◆ TASK ◆
Every record must be written out once more, with nothing added or omitted.

******

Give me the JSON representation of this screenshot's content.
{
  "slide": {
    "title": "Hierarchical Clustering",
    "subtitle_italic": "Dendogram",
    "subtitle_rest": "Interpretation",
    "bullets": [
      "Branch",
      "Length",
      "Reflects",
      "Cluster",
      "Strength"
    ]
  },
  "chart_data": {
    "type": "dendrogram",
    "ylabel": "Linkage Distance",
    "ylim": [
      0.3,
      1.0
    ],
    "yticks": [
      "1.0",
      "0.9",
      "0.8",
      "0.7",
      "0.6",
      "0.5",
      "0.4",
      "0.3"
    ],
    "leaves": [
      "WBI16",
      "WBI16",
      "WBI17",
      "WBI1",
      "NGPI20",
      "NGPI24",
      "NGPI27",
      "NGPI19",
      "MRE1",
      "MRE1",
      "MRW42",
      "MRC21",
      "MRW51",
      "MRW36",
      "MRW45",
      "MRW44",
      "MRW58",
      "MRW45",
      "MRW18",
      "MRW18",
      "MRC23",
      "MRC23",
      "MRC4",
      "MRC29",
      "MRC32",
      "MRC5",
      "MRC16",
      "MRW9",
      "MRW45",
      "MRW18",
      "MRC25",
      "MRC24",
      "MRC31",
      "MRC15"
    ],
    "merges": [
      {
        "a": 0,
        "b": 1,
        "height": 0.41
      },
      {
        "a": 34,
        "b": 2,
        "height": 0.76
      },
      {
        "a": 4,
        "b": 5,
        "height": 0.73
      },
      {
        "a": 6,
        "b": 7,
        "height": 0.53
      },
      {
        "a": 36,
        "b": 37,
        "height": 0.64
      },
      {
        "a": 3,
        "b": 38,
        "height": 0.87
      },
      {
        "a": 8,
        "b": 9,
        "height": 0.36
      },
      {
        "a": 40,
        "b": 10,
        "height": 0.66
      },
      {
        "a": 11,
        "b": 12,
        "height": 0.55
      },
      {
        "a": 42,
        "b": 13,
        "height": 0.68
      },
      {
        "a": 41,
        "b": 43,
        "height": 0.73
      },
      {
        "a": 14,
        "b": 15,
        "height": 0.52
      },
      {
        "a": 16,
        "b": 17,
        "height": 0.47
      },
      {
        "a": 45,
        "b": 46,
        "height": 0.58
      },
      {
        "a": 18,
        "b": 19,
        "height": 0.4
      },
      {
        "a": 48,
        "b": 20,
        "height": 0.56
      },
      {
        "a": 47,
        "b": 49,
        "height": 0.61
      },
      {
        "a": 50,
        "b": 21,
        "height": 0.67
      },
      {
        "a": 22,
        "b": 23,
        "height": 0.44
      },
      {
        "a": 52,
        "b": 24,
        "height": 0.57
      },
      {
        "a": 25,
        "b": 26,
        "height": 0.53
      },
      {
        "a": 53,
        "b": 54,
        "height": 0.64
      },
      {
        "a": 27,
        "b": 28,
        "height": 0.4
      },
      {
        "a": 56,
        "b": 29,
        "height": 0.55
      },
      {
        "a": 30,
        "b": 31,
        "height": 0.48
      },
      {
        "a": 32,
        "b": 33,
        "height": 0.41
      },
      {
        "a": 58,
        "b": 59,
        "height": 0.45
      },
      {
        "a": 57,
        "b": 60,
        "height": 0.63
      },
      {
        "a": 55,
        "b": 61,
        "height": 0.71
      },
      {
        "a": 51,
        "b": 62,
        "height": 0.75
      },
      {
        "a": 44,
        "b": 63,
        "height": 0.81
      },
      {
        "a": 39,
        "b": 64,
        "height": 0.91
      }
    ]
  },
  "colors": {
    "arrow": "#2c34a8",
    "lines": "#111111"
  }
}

******

◆ FINAL ANSWER ◆
Give me the JSON representation of this screenshot's content.
{
  "slide": {
    "title": "Hierarchical Clustering",
    "subtitle_italic": "Dendogram",
    "subtitle_rest": "Interpretation",
    "bullets": [
      "Branch",
      "Length",
      "Reflects",
      "Cluster",
      "Strength"
    ]
  },
  "chart_data": {
    "type": "dendrogram",
    "ylabel": "Linkage Distance",
    "ylim": [
      0.3,
      1.0
    ],
    "yticks": [
      "1.0",
      "0.9",
      "0.8",
      "0.7",
      "0.6",
      "0.5",
      "0.4",
      "0.3"
    ],
    "leaves": [
      "WBI16",
      "WBI16",
      "WBI17",
      "WBI1",
      "NGPI20",
      "NGPI24",
      "NGPI27",
      "NGPI19",
      "MRE1",
      "MRE1",
      "MRW42",
      "MRC21",
      "MRW51",
      "MRW36",
      "MRW45",
      "MRW44",
      "MRW58",
      "MRW45",
      "MRW18",
      "MRW18",
      "MRC23",
      "MRC23",
      "MRC4",
      "MRC29",
      "MRC32",
      "MRC5",
      "MRC16",
      "MRW9",
      "MRW45",
      "MRW18",
      "MRC25",
      "MRC24",
      "MRC31",
      "MRC15"
    ],
    "merges": [
      {
        "a": 0,
        "b": 1,
        "height": 0.41
      },
      {
        "a": 34,
        "b": 2,
        "height": 0.76
      },
      {
        "a": 4,
        "b": 5,
        "height": 0.73
      },
      {
        "a": 6,
        "b": 7,
        "height": 0.53
      },
      {
        "a": 36,
        "b": 37,
        "height": 0.64
      },
      {
        "a": 3,
        "b": 38,
        "height": 0.87
      },
      {
        "a": 8,
        "b": 9,
        "height": 0.36
      },
      {
        "a": 40,
        "b": 10,
        "height": 0.66
      },
      {
        "a": 11,
        "b": 12,
        "height": 0.55
      },
      {
        "a": 42,
        "b": 13,
        "height": 0.68
      },
      {
        "a": 41,
        "b": 43,
        "height": 0.73
      },
      {
        "a": 14,
        "b": 15,
        "height": 0.52
      },
      {
        "a": 16,
        "b": 17,
        "height": 0.47
      },
      {
        "a": 45,
        "b": 46,
        "height": 0.58
      },
      {
        "a": 18,
        "b": 19,
        "height": 0.4
      },
      {
        "a": 48,
        "b": 20,
        "height": 0.56
      },
      {
        "a": 47,
        "b": 49,
        "height": 0.61
      },
      {
        "a": 50,
        "b": 21,
        "height": 0.67
      },
      {
        "a": 22,
        "b": 23,
        "height": 0.44
      },
      {
        "a": 52,
        "b": 24,
        "height": 0.57
      },
      {
        "a": 25,
        "b": 26,
        "height": 0.53
      },
      {
        "a": 53,
        "b": 54,
        "height": 0.64
      },
      {
        "a": 27,
        "b": 28,
        "height": 0.4
      },
      {
        "a": 56,
        "b": 29,
        "height": 0.55
      },
      {
        "a": 30,
        "b": 31,
        "height": 0.48
      },
      {
        "a": 32,
        "b": 33,
        "height": 0.41
      },
      {
        "a": 58,
        "b": 59,
        "height": 0.45
      },
      {
        "a": 57,
        "b": 60,
        "height": 0.63
      },
      {
        "a": 55,
        "b": 61,
        "height": 0.71
      },
      {
        "a": 51,
        "b": 62,
        "height": 0.75
      },
      {
        "a": 44,
        "b": 63,
        "height": 0.81
      },
      {
        "a": 39,
        "b": 64,
        "height": 0.91
      }
    ]
  },
  "colors": {
    "arrow": "#2c34a8",
    "lines": "#111111"
  }
}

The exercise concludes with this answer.